Requirements:
Print verbatim the lines of the entries from the one containing "Reverse-engineer this chart into JSON." to the last, inclusive, and no others.

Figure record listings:
• • •

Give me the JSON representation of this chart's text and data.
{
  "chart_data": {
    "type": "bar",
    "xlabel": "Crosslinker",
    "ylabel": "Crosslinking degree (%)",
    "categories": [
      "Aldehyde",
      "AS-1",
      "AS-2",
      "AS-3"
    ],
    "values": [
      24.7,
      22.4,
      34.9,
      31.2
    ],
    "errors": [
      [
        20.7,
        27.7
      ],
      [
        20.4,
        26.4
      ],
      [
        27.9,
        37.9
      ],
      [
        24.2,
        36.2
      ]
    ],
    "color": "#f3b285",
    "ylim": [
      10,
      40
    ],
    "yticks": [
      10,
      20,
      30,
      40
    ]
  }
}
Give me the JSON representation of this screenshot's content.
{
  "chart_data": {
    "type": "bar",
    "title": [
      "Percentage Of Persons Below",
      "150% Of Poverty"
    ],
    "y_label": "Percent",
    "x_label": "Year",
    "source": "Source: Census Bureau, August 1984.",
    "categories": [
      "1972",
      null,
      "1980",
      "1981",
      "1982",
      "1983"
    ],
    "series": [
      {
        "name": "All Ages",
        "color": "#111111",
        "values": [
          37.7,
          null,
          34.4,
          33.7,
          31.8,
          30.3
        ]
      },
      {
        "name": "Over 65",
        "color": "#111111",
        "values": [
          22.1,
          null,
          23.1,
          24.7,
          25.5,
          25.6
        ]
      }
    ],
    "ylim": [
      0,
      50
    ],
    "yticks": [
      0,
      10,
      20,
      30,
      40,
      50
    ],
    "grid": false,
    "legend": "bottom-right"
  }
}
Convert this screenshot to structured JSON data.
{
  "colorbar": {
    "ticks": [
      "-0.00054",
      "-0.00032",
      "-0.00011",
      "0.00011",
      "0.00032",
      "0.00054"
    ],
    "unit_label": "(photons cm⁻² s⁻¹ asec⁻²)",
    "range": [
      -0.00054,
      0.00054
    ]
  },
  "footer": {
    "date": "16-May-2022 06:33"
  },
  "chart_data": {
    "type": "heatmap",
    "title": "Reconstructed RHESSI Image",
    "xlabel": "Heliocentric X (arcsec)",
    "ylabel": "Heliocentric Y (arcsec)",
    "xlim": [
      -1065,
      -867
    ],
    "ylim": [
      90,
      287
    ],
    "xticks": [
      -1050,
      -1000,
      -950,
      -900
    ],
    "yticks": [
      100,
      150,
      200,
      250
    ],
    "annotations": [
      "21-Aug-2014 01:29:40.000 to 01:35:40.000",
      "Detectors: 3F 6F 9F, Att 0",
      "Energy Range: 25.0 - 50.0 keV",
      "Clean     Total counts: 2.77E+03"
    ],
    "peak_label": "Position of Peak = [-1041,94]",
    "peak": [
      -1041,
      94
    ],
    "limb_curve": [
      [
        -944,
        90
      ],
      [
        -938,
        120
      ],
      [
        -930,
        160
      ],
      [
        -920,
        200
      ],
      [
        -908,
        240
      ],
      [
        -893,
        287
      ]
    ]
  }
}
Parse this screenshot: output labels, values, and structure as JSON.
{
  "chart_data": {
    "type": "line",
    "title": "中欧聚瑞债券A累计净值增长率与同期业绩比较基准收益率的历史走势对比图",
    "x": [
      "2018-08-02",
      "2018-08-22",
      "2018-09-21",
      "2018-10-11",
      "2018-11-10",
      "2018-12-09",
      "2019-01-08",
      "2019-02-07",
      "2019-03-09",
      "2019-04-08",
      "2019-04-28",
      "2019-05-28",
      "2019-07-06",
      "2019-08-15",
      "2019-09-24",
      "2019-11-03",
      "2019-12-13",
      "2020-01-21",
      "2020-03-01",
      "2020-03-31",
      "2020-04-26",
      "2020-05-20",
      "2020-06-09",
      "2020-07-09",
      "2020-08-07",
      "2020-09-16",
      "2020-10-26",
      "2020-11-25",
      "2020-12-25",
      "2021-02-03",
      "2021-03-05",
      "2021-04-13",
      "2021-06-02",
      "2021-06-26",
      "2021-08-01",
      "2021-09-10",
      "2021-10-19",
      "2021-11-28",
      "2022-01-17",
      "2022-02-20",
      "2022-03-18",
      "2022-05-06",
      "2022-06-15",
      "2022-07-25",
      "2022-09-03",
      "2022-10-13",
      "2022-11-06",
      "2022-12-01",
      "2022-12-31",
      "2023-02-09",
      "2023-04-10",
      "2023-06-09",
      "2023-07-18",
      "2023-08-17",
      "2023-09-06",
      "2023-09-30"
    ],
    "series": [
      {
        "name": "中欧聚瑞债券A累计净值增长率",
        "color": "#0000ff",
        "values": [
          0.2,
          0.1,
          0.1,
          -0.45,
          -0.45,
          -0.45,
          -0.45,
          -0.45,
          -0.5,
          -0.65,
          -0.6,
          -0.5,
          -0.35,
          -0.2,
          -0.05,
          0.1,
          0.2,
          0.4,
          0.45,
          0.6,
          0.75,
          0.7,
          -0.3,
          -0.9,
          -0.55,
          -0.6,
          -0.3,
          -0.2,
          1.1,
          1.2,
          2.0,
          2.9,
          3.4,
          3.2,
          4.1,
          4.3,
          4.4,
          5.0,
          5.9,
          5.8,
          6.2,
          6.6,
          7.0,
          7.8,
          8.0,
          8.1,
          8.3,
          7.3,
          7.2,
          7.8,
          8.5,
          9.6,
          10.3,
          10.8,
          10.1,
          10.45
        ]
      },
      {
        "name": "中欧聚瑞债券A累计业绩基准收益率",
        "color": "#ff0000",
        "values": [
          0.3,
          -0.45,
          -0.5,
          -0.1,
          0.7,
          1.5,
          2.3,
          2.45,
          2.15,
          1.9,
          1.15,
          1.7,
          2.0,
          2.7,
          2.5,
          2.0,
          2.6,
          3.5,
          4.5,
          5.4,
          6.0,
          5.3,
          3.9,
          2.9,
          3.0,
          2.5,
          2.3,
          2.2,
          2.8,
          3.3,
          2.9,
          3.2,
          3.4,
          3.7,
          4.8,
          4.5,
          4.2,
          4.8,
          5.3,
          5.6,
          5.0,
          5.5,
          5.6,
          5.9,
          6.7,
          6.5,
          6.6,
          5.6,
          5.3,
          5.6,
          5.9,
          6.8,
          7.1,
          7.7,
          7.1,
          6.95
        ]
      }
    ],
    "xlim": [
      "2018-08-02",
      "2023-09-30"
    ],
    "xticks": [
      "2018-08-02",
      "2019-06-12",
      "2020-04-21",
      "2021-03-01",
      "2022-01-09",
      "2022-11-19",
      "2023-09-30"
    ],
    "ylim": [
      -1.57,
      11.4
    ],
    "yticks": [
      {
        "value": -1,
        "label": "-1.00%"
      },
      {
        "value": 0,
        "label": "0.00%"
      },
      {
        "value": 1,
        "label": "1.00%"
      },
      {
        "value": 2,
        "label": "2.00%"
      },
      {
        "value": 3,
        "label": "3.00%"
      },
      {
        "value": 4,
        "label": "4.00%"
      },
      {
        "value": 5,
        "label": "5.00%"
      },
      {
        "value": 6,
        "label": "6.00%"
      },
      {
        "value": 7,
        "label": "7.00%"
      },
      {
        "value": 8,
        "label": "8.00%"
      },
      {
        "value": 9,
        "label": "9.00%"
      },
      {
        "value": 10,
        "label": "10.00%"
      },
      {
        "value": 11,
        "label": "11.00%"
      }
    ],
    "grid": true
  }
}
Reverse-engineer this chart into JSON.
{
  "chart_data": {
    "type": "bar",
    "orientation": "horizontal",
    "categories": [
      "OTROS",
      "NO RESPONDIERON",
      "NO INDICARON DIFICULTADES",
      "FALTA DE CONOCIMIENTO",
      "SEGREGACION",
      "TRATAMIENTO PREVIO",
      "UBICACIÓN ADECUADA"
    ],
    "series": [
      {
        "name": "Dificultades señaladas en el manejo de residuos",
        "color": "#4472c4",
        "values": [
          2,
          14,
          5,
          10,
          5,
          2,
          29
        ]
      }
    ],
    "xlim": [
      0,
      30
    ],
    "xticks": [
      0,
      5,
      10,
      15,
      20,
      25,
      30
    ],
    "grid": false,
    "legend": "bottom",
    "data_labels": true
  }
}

• • •

Solution for this task:
Reverse-engineer this chart into JSON.
{
  "chart_data": {
    "type": "bar",
    "orientation": "horizontal",
    "categories": [
      "OTROS",
      "NO RESPONDIERON",
      "NO INDICARON DIFICULTADES",
      "FALTA DE CONOCIMIENTO",
      "SEGREGACION",
      "TRATAMIENTO PREVIO",
      "UBICACIÓN ADECUADA"
    ],
    "series": [
      {
        "name": "Dificultades señaladas en el manejo de residuos",
        "color": "#4472c4",
        "values": [
          2,
          14,
          5,
          10,
          5,
          2,
          29
        ]
      }
    ],
    "xlim": [
      0,
      30
    ],
    "xticks": [
      0,
      5,
      10,
      15,
      20,
      25,
      30
    ],
    "grid": false,
    "legend": "bottom",
    "data_labels": true
  }
}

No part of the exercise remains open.